REQUIREMENTS ▸ Reproduce every entry exactly, without alteration.

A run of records
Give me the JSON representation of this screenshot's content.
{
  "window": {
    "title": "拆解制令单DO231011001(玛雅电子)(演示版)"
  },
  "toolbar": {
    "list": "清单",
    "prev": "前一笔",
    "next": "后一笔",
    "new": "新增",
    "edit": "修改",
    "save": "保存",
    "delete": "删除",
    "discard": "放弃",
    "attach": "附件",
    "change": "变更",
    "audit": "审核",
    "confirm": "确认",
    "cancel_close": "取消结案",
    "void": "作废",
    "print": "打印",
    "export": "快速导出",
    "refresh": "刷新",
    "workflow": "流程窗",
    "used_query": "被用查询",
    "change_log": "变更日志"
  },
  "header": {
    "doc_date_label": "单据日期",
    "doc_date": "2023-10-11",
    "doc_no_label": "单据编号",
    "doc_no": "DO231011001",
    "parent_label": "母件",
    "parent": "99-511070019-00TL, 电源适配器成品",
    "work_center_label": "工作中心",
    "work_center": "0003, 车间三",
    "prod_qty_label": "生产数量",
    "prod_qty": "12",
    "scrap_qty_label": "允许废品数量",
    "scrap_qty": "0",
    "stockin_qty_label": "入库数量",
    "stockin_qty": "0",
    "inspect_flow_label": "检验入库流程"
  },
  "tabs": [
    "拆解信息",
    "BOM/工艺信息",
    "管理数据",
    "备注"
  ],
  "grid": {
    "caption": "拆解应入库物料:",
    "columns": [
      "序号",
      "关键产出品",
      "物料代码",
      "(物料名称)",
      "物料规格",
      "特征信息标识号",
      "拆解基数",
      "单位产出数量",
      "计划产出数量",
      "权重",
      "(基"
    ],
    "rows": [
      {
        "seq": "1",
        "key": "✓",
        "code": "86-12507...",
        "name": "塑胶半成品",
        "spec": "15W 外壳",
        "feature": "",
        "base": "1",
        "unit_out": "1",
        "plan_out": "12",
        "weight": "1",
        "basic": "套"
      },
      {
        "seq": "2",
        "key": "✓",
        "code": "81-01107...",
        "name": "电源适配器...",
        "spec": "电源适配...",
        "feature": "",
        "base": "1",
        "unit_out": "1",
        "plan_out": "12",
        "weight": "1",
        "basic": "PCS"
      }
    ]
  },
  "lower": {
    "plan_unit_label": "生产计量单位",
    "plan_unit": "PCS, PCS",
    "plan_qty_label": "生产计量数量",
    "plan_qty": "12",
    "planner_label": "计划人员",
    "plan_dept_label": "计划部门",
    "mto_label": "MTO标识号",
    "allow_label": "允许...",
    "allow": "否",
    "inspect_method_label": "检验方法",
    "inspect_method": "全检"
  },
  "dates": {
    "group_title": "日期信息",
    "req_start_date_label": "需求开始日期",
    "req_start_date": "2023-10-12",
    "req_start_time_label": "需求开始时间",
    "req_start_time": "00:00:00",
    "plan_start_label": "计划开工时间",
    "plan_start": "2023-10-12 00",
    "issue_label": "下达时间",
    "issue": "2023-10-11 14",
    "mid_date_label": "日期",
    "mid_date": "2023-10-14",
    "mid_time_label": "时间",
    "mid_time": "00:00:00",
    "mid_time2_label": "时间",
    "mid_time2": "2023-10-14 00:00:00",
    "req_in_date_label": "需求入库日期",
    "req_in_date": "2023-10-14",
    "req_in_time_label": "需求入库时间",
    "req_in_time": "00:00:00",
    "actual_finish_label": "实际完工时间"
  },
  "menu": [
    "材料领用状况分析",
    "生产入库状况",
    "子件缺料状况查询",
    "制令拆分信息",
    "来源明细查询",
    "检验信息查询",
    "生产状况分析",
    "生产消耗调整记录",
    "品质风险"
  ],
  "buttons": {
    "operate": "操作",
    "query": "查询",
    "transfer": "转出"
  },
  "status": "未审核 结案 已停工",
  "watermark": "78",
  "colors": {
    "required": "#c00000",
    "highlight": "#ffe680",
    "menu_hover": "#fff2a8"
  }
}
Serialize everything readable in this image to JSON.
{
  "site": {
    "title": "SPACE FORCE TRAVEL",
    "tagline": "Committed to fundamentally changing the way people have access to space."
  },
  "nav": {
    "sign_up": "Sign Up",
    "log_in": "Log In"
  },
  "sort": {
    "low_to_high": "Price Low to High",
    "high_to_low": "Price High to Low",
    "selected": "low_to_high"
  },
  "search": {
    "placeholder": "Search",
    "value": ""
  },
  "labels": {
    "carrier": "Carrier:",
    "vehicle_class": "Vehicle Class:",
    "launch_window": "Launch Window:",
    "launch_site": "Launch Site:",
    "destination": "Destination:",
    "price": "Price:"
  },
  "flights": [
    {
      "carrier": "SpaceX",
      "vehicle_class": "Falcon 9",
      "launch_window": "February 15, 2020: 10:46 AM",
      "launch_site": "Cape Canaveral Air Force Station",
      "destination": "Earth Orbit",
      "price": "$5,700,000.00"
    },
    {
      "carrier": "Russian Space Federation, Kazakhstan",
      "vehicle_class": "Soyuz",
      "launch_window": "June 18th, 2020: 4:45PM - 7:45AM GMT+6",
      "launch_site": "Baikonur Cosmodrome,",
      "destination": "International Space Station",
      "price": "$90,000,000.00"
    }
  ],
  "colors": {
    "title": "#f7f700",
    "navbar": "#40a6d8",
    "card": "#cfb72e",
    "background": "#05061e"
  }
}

EXERCISE ANSWER ▸
Give me the JSON representation of this screenshot's content.
{
  "window": {
    "title": "拆解制令单DO231011001(玛雅电子)(演示版)"
  },
  "toolbar": {
    "list": "清单",
    "prev": "前一笔",
    "next": "后一笔",
    "new": "新增",
    "edit": "修改",
    "save": "保存",
    "delete": "删除",
    "discard": "放弃",
    "attach": "附件",
    "change": "变更",
    "audit": "审核",
    "confirm": "确认",
    "cancel_close": "取消结案",
    "void": "作废",
    "print": "打印",
    "export": "快速导出",
    "refresh": "刷新",
    "workflow": "流程窗",
    "used_query": "被用查询",
    "change_log": "变更日志"
  },
  "header": {
    "doc_date_label": "单据日期",
    "doc_date": "2023-10-11",
    "doc_no_label": "单据编号",
    "doc_no": "DO231011001",
    "parent_label": "母件",
    "parent": "99-511070019-00TL, 电源适配器成品",
    "work_center_label": "工作中心",
    "work_center": "0003, 车间三",
    "prod_qty_label": "生产数量",
    "prod_qty": "12",
    "scrap_qty_label": "允许废品数量",
    "scrap_qty": "0",
    "stockin_qty_label": "入库数量",
    "stockin_qty": "0",
    "inspect_flow_label": "检验入库流程"
  },
  "tabs": [
    "拆解信息",
    "BOM/工艺信息",
    "管理数据",
    "备注"
  ],
  "grid": {
    "caption": "拆解应入库物料:",
    "columns": [
      "序号",
      "关键产出品",
      "物料代码",
      "(物料名称)",
      "物料规格",
      "特征信息标识号",
      "拆解基数",
      "单位产出数量",
      "计划产出数量",
      "权重",
      "(基"
    ],
    "rows": [
      {
        "seq": "1",
        "key": "✓",
        "code": "86-12507...",
        "name": "塑胶半成品",
        "spec": "15W 外壳",
        "feature": "",
        "base": "1",
        "unit_out": "1",
        "plan_out": "12",
        "weight": "1",
        "basic": "套"
      },
      {
        "seq": "2",
        "key": "✓",
        "code": "81-01107...",
        "name": "电源适配器...",
        "spec": "电源适配...",
        "feature": "",
        "base": "1",
        "unit_out": "1",
        "plan_out": "12",
        "weight": "1",
        "basic": "PCS"
      }
    ]
  },
  "lower": {
    "plan_unit_label": "生产计量单位",
    "plan_unit": "PCS, PCS",
    "plan_qty_label": "生产计量数量",
    "plan_qty": "12",
    "planner_label": "计划人员",
    "plan_dept_label": "计划部门",
    "mto_label": "MTO标识号",
    "allow_label": "允许...",
    "allow": "否",
    "inspect_method_label": "检验方法",
    "inspect_method": "全检"
  },
  "dates": {
    "group_title": "日期信息",
    "req_start_date_label": "需求开始日期",
    "req_start_date": "2023-10-12",
    "req_start_time_label": "需求开始时间",
    "req_start_time": "00:00:00",
    "plan_start_label": "计划开工时间",
    "plan_start": "2023-10-12 00",
    "issue_label": "下达时间",
    "issue": "2023-10-11 14",
    "mid_date_label": "日期",
    "mid_date": "2023-10-14",
    "mid_time_label": "时间",
    "mid_time": "00:00:00",
    "mid_time2_label": "时间",
    "mid_time2": "2023-10-14 00:00:00",
    "req_in_date_label": "需求入库日期",
    "req_in_date": "2023-10-14",
    "req_in_time_label": "需求入库时间",
    "req_in_time": "00:00:00",
    "actual_finish_label": "实际完工时间"
  },
  "menu": [
    "材料领用状况分析",
    "生产入库状况",
    "子件缺料状况查询",
    "制令拆分信息",
    "来源明细查询",
    "检验信息查询",
    "生产状况分析",
    "生产消耗调整记录",
    "品质风险"
  ],
  "buttons": {
    "operate": "操作",
    "query": "查询",
    "transfer": "转出"
  },
  "status": "未审核 结案 已停工",
  "watermark": "78",
  "colors": {
    "required": "#c00000",
    "highlight": "#ffe680",
    "menu_hover": "#fff2a8"
  }
}
Serialize everything readable in this image to JSON.
{
  "site": {
    "title": "SPACE FORCE TRAVEL",
    "tagline": "Committed to fundamentally changing the way people have access to space."
  },
  "nav": {
    "sign_up": "Sign Up",
    "log_in": "Log In"
  },
  "sort": {
    "low_to_high": "Price Low to High",
    "high_to_low": "Price High to Low",
    "selected": "low_to_high"
  },
  "search": {
    "placeholder": "Search",
    "value": ""
  },
  "labels": {
    "carrier": "Carrier:",
    "vehicle_class": "Vehicle Class:",
    "launch_window": "Launch Window:",
    "launch_site": "Launch Site:",
    "destination": "Destination:",
    "price": "Price:"
  },
  "flights": [
    {
      "carrier": "SpaceX",
      "vehicle_class": "Falcon 9",
      "launch_window": "February 15, 2020: 10:46 AM",
      "launch_site": "Cape Canaveral Air Force Station",
      "destination": "Earth Orbit",
      "price": "$5,700,000.00"
    },
    {
      "carrier": "Russian Space Federation, Kazakhstan",
      "vehicle_class": "Soyuz",
      "launch_window": "June 18th, 2020: 4:45PM - 7:45AM GMT+6",
      "launch_site": "Baikonur Cosmodrome,",
      "destination": "International Space Station",
      "price": "$90,000,000.00"
    }
  ],
  "colors": {
    "title": "#f7f700",
    "navbar": "#40a6d8",
    "card": "#cfb72e",
    "background": "#05061e"
  }
}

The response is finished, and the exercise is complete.